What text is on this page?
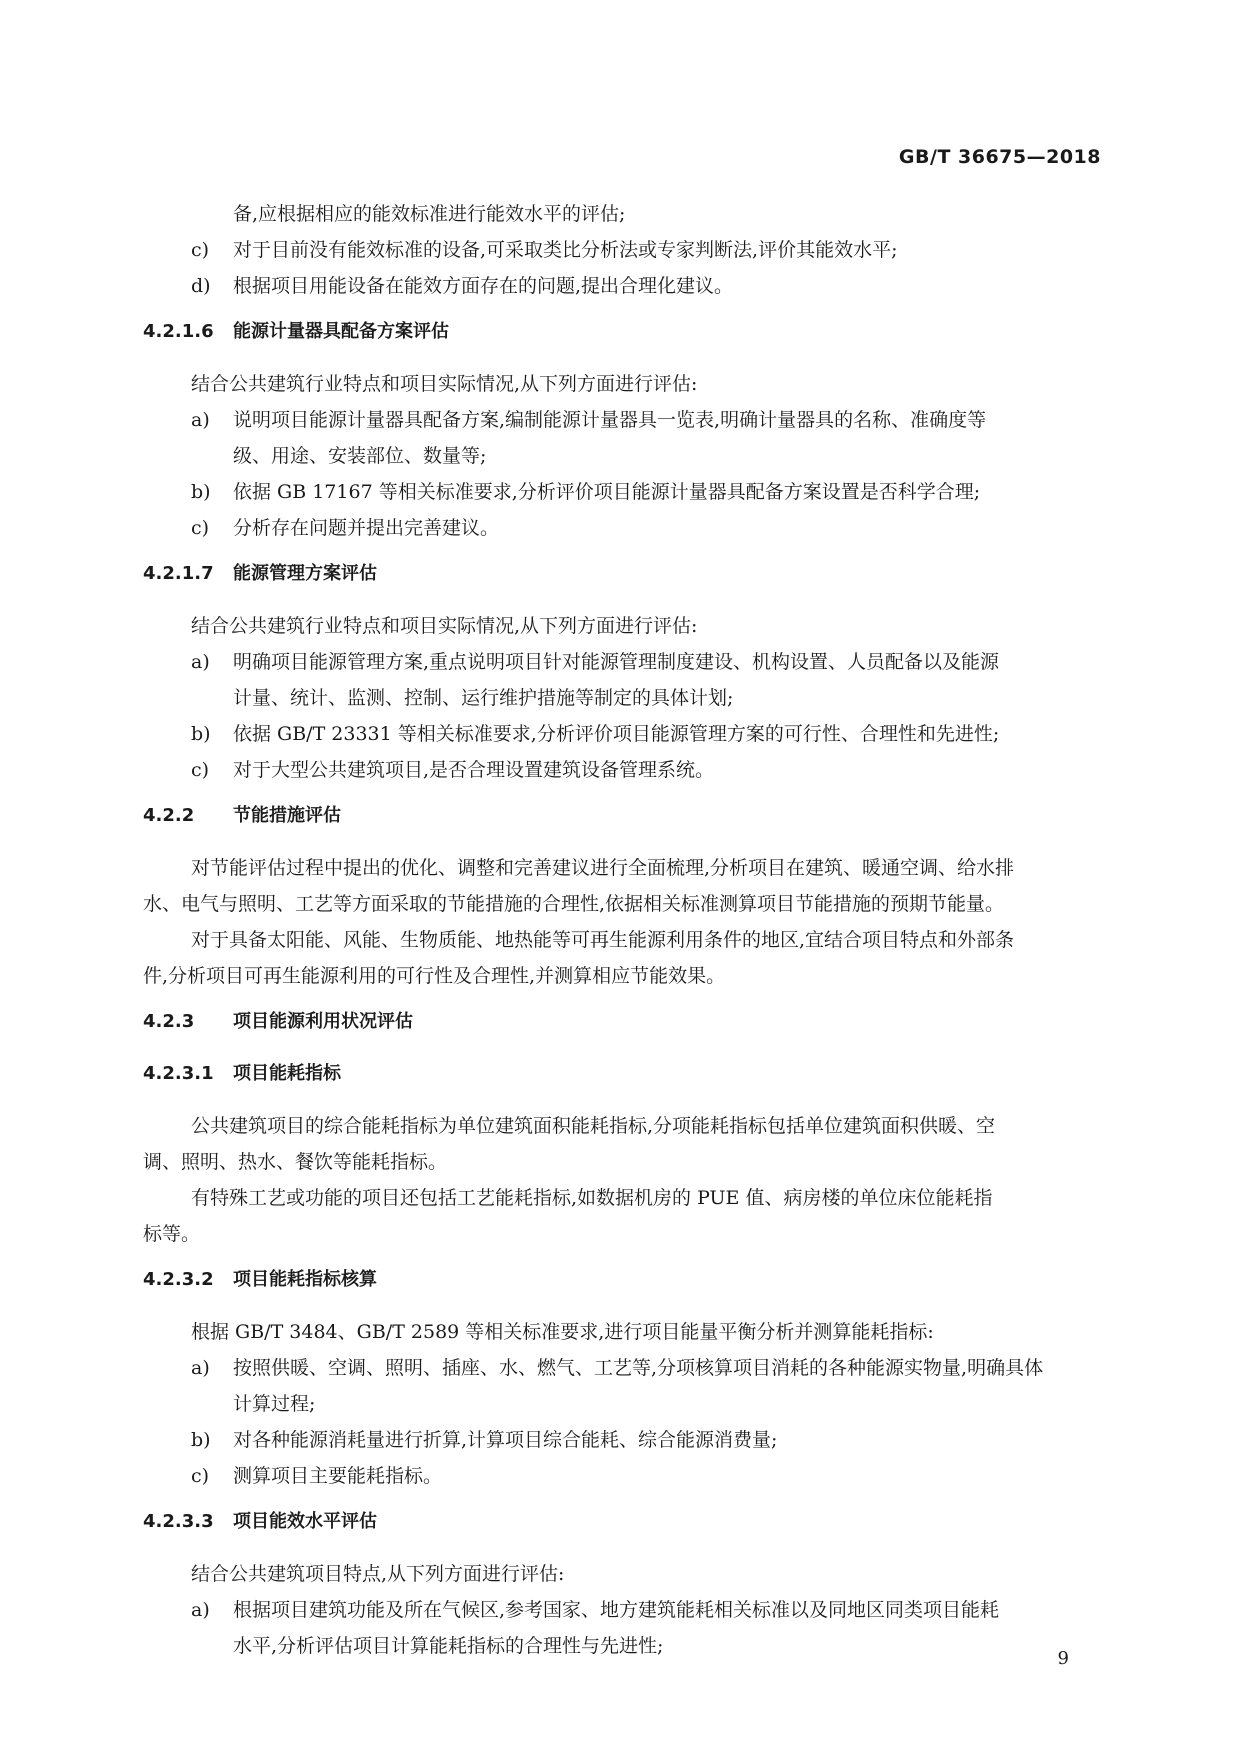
GB/T 36675—2018
备,应根据相应的能效标准进行能效水平的评估;
c)	对于目前没有能效标准的设备,可采取类比分析法或专家判断法,评价其能效水平;
d)	根据项目用能设备在能效方面存在的问题,提出合理化建议。
4.2.1.6 能源计量器具配备方案评估
结合公共建筑行业特点和项目实际情况,从下列方面进行评估:
a)	说明项目能源计量器具配备方案,编制能源计量器具一览表,明确计量器具的名称、准确度等
级、用途、安装部位、数量等;
b)	依据 GB 17167 等相关标准要求,分析评价项目能源计量器具配备方案设置是否科学合理;
c)	分析存在问题并提出完善建议。
4.2.1.7 能源管理方案评估
结合公共建筑行业特点和项目实际情况,从下列方面进行评估:
a)	明确项目能源管理方案,重点说明项目针对能源管理制度建设、机构设置、人员配备以及能源
计量、统计、监测、控制、运行维护措施等制定的具体计划;
b)	依据 GB/T 23331 等相关标准要求,分析评价项目能源管理方案的可行性、合理性和先进性;
c)	对于大型公共建筑项目,是否合理设置建筑设备管理系统。
4.2.2 节能措施评估
对节能评估过程中提出的优化、调整和完善建议进行全面梳理,分析项目在建筑、暖通空调、给水排
水、电气与照明、工艺等方面采取的节能措施的合理性,依据相关标准测算项目节能措施的预期节能量。
对于具备太阳能、风能、生物质能、地热能等可再生能源利用条件的地区,宜结合项目特点和外部条
件,分析项目可再生能源利用的可行性及合理性,并测算相应节能效果。
4.2.3 项目能源利用状况评估
4.2.3.1 项目能耗指标
公共建筑项目的综合能耗指标为单位建筑面积能耗指标,分项能耗指标包括单位建筑面积供暖、空
调、照明、热水、餐饮等能耗指标。
有特殊工艺或功能的项目还包括工艺能耗指标,如数据机房的 PUE 值、病房楼的单位床位能耗指
标等。
4.2.3.2 项目能耗指标核算
根据 GB/T 3484、GB/T 2589 等相关标准要求,进行项目能量平衡分析并测算能耗指标:
a)	按照供暖、空调、照明、插座、水、燃气、工艺等,分项核算项目消耗的各种能源实物量,明确具体
计算过程;
b)	对各种能源消耗量进行折算,计算项目综合能耗、综合能源消费量;
c)	测算项目主要能耗指标。
4.2.3.3 项目能效水平评估
结合公共建筑项目特点,从下列方面进行评估:
a)	根据项目建筑功能及所在气候区,参考国家、地方建筑能耗相关标准以及同地区同类项目能耗
水平,分析评估项目计算能耗指标的合理性与先进性;
9
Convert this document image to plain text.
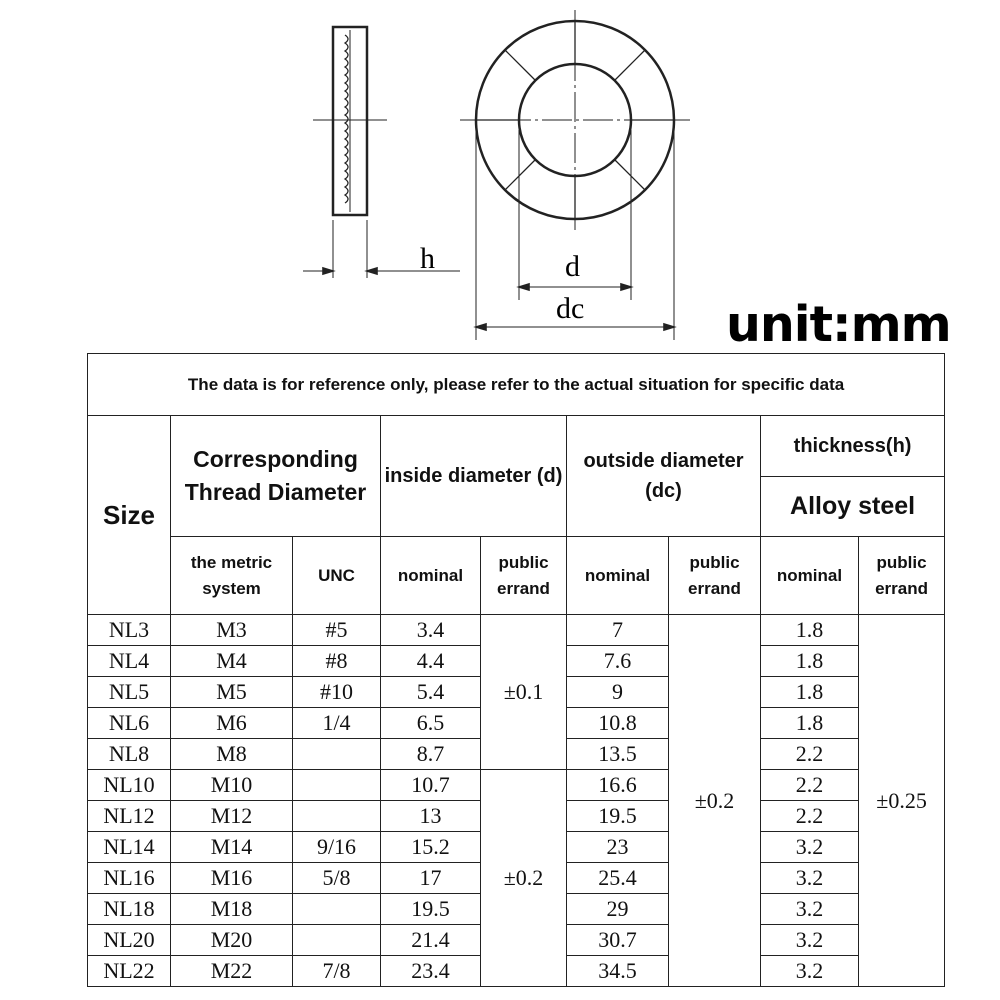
h	d
dc	unit:mm
The data is for reference only, please refer to the actual situation for specific data								
Size	Corresponding Thread Diameter		inside diameter (d)		outside diameter (dc)		thickness(h)	
							Alloy steel	
	the metric system	UNC	nominal	public errand	nominal	public errand	nominal	public errand
NL3	M3	#5	3.4	±0.1	7	±0.2	1.8	±0.25
NL4	M4	#8	4.4		7.6		1.8	
NL5	M5	#10	5.4		9		1.8	
NL6	M6	1/4	6.5		10.8		1.8	
NL8	M8		8.7		13.5		2.2	
NL10	M10		10.7	±0.2	16.6		2.2	
NL12	M12		13		19.5		2.2	
NL14	M14	9/16	15.2		23		3.2	
NL16	M16	5/8	17		25.4		3.2	
NL18	M18		19.5		29		3.2	
NL20	M20		21.4		30.7		3.2	
NL22	M22	7/8	23.4		34.5		3.2	
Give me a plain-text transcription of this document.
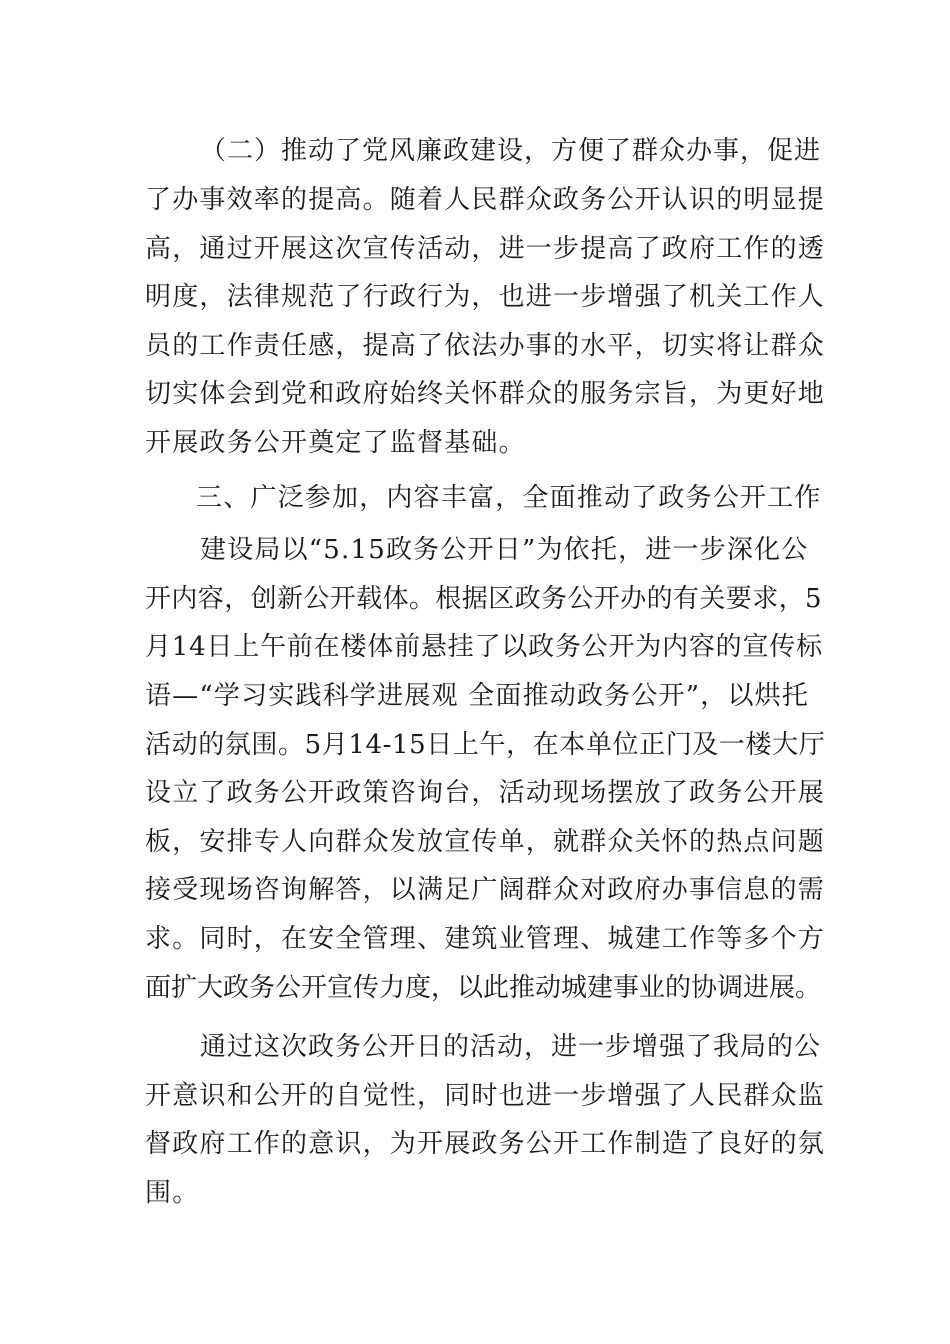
（二）推动了党风廉政建设，方便了群众办事，促进
了办事效率的提高。随着人民群众政务公开认识的明显提
高，通过开展这次宣传活动，进一步提高了政府工作的透
明度，法律规范了行政行为，也进一步增强了机关工作人
员的工作责任感，提高了依法办事的水平，切实将让群众
切实体会到党和政府始终关怀群众的服务宗旨，为更好地
开展政务公开奠定了监督基础。
三、广泛参加，内容丰富，全面推动了政务公开工作
建设局以“5.15政务公开日”为依托，进一步深化公
开内容，创新公开载体。根据区政务公开办的有关要求，5
月14日上午前在楼体前悬挂了以政务公开为内容的宣传标
语—“学习实践科学进展观 全面推动政务公开”，以烘托
活动的氛围。5月14-15日上午，在本单位正门及一楼大厅
设立了政务公开政策咨询台，活动现场摆放了政务公开展
板，安排专人向群众发放宣传单，就群众关怀的热点问题
接受现场咨询解答，以满足广阔群众对政府办事信息的需
求。同时，在安全管理、建筑业管理、城建工作等多个方
面扩大政务公开宣传力度，以此推动城建事业的协调进展。
通过这次政务公开日的活动，进一步增强了我局的公
开意识和公开的自觉性，同时也进一步增强了人民群众监
督政府工作的意识，为开展政务公开工作制造了良好的氛
围。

-------

Problem to work on>
Show the lines that mention the word "this".

Task response>
What text is on this page?
Convert this document image to plain text.
Give me a plain-text transcription of this document.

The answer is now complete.